Stored dataset items:
━━━

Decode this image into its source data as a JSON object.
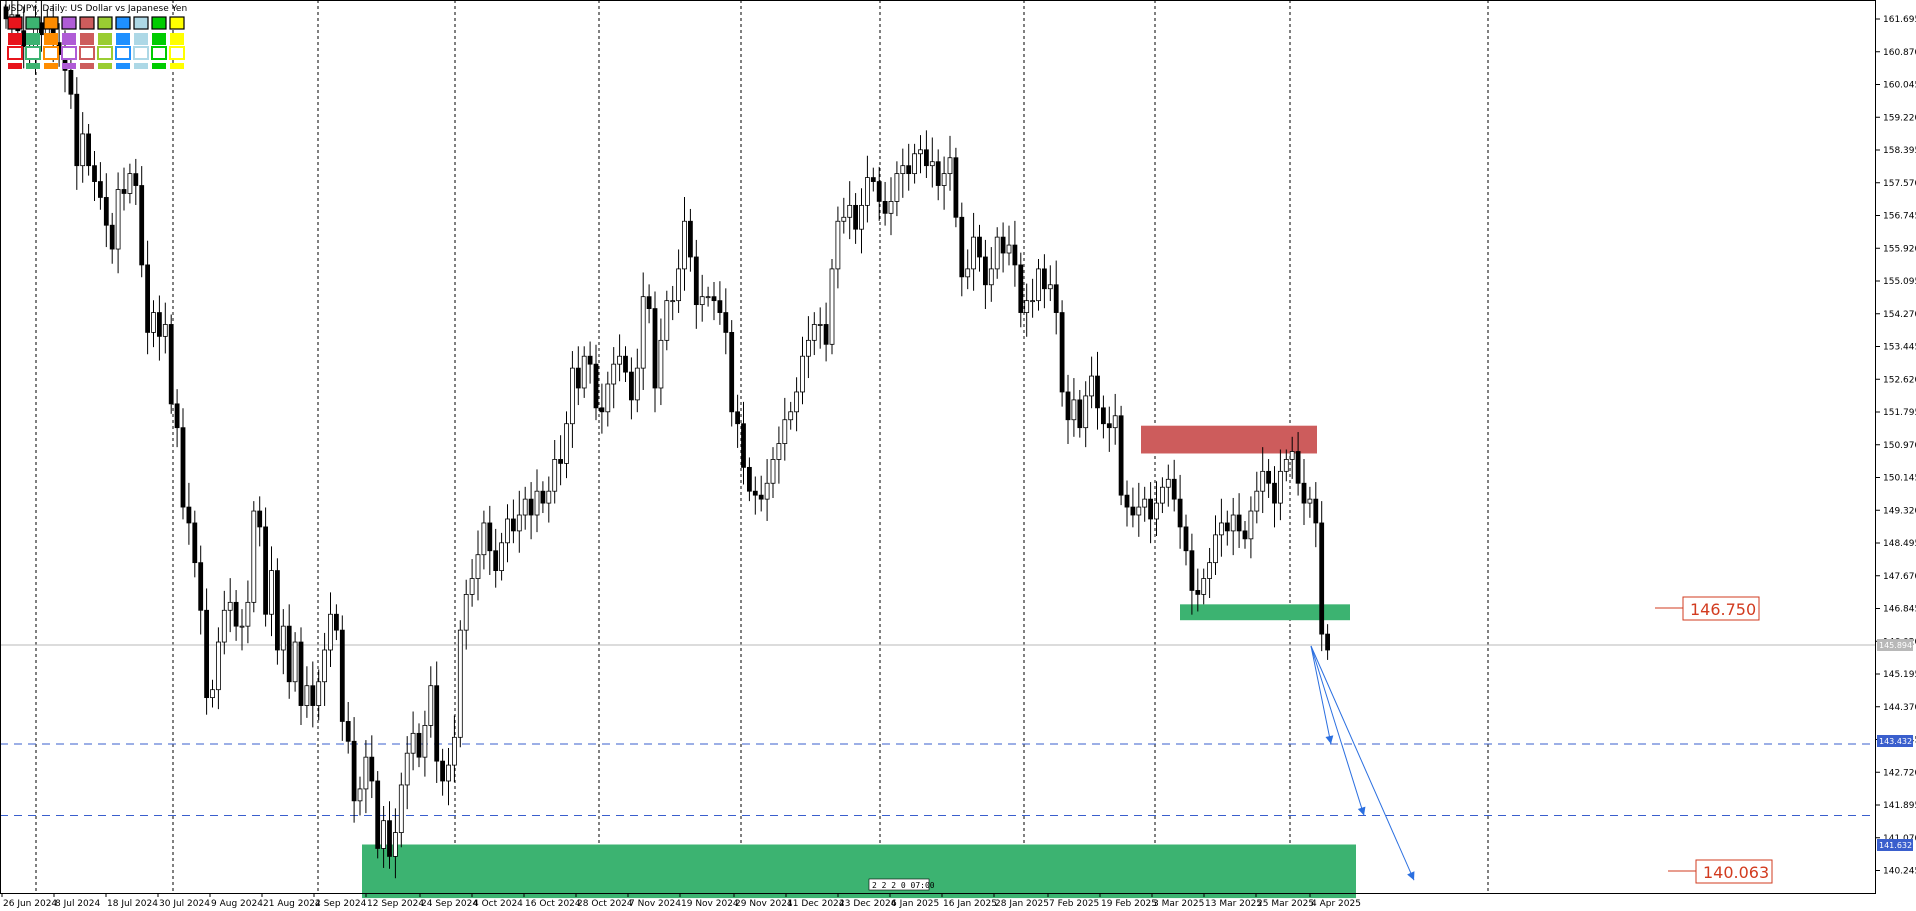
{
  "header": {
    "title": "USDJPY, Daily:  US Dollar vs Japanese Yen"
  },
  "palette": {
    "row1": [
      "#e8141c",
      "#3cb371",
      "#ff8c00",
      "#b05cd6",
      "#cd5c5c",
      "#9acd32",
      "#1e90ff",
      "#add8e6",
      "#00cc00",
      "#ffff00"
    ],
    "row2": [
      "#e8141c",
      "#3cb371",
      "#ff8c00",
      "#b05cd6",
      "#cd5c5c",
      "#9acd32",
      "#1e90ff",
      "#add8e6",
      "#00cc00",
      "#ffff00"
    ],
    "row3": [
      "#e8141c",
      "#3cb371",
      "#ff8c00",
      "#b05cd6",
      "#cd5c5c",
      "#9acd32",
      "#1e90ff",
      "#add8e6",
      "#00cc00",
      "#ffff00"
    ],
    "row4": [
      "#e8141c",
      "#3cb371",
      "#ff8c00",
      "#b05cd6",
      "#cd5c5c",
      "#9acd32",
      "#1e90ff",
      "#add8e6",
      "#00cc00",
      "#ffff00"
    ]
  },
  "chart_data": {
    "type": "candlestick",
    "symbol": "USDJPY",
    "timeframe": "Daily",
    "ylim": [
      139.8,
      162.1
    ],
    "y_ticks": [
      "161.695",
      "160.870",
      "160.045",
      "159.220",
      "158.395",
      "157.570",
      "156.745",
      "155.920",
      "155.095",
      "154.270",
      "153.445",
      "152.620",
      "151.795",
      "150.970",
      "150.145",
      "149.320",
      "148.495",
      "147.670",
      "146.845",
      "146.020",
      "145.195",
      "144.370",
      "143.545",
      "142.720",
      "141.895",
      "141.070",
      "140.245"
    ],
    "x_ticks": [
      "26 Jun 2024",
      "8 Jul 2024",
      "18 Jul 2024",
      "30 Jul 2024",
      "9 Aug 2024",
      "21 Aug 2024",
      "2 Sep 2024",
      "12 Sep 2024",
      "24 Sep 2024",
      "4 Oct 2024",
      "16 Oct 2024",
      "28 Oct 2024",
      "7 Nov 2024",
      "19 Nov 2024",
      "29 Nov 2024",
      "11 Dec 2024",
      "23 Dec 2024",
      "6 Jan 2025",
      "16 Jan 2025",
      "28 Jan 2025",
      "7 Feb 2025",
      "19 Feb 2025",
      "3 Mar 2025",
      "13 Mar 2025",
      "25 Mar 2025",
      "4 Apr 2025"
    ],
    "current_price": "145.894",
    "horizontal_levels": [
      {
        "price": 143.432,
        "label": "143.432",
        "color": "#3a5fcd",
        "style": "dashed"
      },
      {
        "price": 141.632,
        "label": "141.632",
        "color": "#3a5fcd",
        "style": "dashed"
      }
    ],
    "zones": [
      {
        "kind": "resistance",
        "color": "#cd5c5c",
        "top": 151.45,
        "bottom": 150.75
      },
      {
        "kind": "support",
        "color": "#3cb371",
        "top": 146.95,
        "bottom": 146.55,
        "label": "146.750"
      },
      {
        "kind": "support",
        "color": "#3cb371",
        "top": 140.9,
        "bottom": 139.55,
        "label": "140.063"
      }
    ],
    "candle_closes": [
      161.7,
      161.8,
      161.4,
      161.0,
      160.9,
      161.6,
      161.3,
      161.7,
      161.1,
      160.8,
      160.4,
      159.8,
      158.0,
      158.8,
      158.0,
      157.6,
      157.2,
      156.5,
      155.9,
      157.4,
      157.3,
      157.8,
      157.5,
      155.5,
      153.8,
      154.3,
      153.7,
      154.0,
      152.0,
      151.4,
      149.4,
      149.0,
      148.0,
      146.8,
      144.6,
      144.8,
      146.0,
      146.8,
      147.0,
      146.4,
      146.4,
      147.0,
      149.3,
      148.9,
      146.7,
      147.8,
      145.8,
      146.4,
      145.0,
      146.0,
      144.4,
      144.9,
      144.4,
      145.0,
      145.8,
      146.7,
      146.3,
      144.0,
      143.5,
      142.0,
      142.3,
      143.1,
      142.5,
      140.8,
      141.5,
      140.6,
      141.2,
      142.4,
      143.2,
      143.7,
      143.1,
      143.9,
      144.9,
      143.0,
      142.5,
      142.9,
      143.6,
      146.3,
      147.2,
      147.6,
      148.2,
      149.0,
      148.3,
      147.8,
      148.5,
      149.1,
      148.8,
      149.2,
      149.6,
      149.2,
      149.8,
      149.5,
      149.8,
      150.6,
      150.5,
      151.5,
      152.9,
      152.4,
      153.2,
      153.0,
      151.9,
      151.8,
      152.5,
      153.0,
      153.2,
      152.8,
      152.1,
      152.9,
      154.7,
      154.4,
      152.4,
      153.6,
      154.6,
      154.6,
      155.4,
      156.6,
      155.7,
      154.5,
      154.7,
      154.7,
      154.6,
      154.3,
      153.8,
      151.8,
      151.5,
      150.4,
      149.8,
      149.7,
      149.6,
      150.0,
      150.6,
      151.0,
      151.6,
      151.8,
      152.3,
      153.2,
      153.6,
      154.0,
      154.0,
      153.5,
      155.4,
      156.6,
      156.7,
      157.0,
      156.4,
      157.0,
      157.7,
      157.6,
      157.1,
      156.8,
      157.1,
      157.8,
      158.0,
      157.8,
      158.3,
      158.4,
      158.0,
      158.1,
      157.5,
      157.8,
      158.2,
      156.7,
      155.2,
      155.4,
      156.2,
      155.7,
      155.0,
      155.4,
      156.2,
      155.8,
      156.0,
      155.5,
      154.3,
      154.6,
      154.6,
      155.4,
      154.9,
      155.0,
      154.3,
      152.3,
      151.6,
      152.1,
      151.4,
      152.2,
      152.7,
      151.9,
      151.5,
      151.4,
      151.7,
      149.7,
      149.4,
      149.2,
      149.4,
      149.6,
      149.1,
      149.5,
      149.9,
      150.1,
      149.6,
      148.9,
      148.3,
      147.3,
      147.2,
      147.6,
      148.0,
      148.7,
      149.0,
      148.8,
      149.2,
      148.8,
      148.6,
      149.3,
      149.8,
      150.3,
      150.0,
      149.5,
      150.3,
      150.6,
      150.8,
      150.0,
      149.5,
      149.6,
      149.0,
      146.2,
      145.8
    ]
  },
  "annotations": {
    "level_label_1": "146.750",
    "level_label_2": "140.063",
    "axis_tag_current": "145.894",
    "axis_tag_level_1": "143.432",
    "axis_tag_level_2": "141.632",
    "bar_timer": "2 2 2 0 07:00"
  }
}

━━━

=== TASK ===
Leave out the pictures and output the rest of the material exactly as written.

=== OUTPUT BELOW ===
Decode this image into its source data as a JSON object.
{
  "header": {
    "title": "USDJPY, Daily:  US Dollar vs Japanese Yen"
  },
  "palette": {
    "row1": [
      "#e8141c",
      "#3cb371",
      "#ff8c00",
      "#b05cd6",
      "#cd5c5c",
      "#9acd32",
      "#1e90ff",
      "#add8e6",
      "#00cc00",
      "#ffff00"
    ],
    "row2": [
      "#e8141c",
      "#3cb371",
      "#ff8c00",
      "#b05cd6",
      "#cd5c5c",
      "#9acd32",
      "#1e90ff",
      "#add8e6",
      "#00cc00",
      "#ffff00"
    ],
    "row3": [
      "#e8141c",
      "#3cb371",
      "#ff8c00",
      "#b05cd6",
      "#cd5c5c",
      "#9acd32",
      "#1e90ff",
      "#add8e6",
      "#00cc00",
      "#ffff00"
    ],
    "row4": [
      "#e8141c",
      "#3cb371",
      "#ff8c00",
      "#b05cd6",
      "#cd5c5c",
      "#9acd32",
      "#1e90ff",
      "#add8e6",
      "#00cc00",
      "#ffff00"
    ]
  },
  "chart_data": {
    "type": "candlestick",
    "symbol": "USDJPY",
    "timeframe": "Daily",
    "ylim": [
      139.8,
      162.1
    ],
    "y_ticks": [
      "161.695",
      "160.870",
      "160.045",
      "159.220",
      "158.395",
      "157.570",
      "156.745",
      "155.920",
      "155.095",
      "154.270",
      "153.445",
      "152.620",
      "151.795",
      "150.970",
      "150.145",
      "149.320",
      "148.495",
      "147.670",
      "146.845",
      "146.020",
      "145.195",
      "144.370",
      "143.545",
      "142.720",
      "141.895",
      "141.070",
      "140.245"
    ],
    "x_ticks": [
      "26 Jun 2024",
      "8 Jul 2024",
      "18 Jul 2024",
      "30 Jul 2024",
      "9 Aug 2024",
      "21 Aug 2024",
      "2 Sep 2024",
      "12 Sep 2024",
      "24 Sep 2024",
      "4 Oct 2024",
      "16 Oct 2024",
      "28 Oct 2024",
      "7 Nov 2024",
      "19 Nov 2024",
      "29 Nov 2024",
      "11 Dec 2024",
      "23 Dec 2024",
      "6 Jan 2025",
      "16 Jan 2025",
      "28 Jan 2025",
      "7 Feb 2025",
      "19 Feb 2025",
      "3 Mar 2025",
      "13 Mar 2025",
      "25 Mar 2025",
      "4 Apr 2025"
    ],
    "current_price": "145.894",
    "horizontal_levels": [
      {
        "price": 143.432,
        "label": "143.432",
        "color": "#3a5fcd",
        "style": "dashed"
      },
      {
        "price": 141.632,
        "label": "141.632",
        "color": "#3a5fcd",
        "style": "dashed"
      }
    ],
    "zones": [
      {
        "kind": "resistance",
        "color": "#cd5c5c",
        "top": 151.45,
        "bottom": 150.75
      },
      {
        "kind": "support",
        "color": "#3cb371",
        "top": 146.95,
        "bottom": 146.55,
        "label": "146.750"
      },
      {
        "kind": "support",
        "color": "#3cb371",
        "top": 140.9,
        "bottom": 139.55,
        "label": "140.063"
      }
    ],
    "candle_closes": [
      161.7,
      161.8,
      161.4,
      161.0,
      160.9,
      161.6,
      161.3,
      161.7,
      161.1,
      160.8,
      160.4,
      159.8,
      158.0,
      158.8,
      158.0,
      157.6,
      157.2,
      156.5,
      155.9,
      157.4,
      157.3,
      157.8,
      157.5,
      155.5,
      153.8,
      154.3,
      153.7,
      154.0,
      152.0,
      151.4,
      149.4,
      149.0,
      148.0,
      146.8,
      144.6,
      144.8,
      146.0,
      146.8,
      147.0,
      146.4,
      146.4,
      147.0,
      149.3,
      148.9,
      146.7,
      147.8,
      145.8,
      146.4,
      145.0,
      146.0,
      144.4,
      144.9,
      144.4,
      145.0,
      145.8,
      146.7,
      146.3,
      144.0,
      143.5,
      142.0,
      142.3,
      143.1,
      142.5,
      140.8,
      141.5,
      140.6,
      141.2,
      142.4,
      143.2,
      143.7,
      143.1,
      143.9,
      144.9,
      143.0,
      142.5,
      142.9,
      143.6,
      146.3,
      147.2,
      147.6,
      148.2,
      149.0,
      148.3,
      147.8,
      148.5,
      149.1,
      148.8,
      149.2,
      149.6,
      149.2,
      149.8,
      149.5,
      149.8,
      150.6,
      150.5,
      151.5,
      152.9,
      152.4,
      153.2,
      153.0,
      151.9,
      151.8,
      152.5,
      153.0,
      153.2,
      152.8,
      152.1,
      152.9,
      154.7,
      154.4,
      152.4,
      153.6,
      154.6,
      154.6,
      155.4,
      156.6,
      155.7,
      154.5,
      154.7,
      154.7,
      154.6,
      154.3,
      153.8,
      151.8,
      151.5,
      150.4,
      149.8,
      149.7,
      149.6,
      150.0,
      150.6,
      151.0,
      151.6,
      151.8,
      152.3,
      153.2,
      153.6,
      154.0,
      154.0,
      153.5,
      155.4,
      156.6,
      156.7,
      157.0,
      156.4,
      157.0,
      157.7,
      157.6,
      157.1,
      156.8,
      157.1,
      157.8,
      158.0,
      157.8,
      158.3,
      158.4,
      158.0,
      158.1,
      157.5,
      157.8,
      158.2,
      156.7,
      155.2,
      155.4,
      156.2,
      155.7,
      155.0,
      155.4,
      156.2,
      155.8,
      156.0,
      155.5,
      154.3,
      154.6,
      154.6,
      155.4,
      154.9,
      155.0,
      154.3,
      152.3,
      151.6,
      152.1,
      151.4,
      152.2,
      152.7,
      151.9,
      151.5,
      151.4,
      151.7,
      149.7,
      149.4,
      149.2,
      149.4,
      149.6,
      149.1,
      149.5,
      149.9,
      150.1,
      149.6,
      148.9,
      148.3,
      147.3,
      147.2,
      147.6,
      148.0,
      148.7,
      149.0,
      148.8,
      149.2,
      148.8,
      148.6,
      149.3,
      149.8,
      150.3,
      150.0,
      149.5,
      150.3,
      150.6,
      150.8,
      150.0,
      149.5,
      149.6,
      149.0,
      146.2,
      145.8
    ]
  },
  "annotations": {
    "level_label_1": "146.750",
    "level_label_2": "140.063",
    "axis_tag_current": "145.894",
    "axis_tag_level_1": "143.432",
    "axis_tag_level_2": "141.632",
    "bar_timer": "2 2 2 0 07:00"
  }
}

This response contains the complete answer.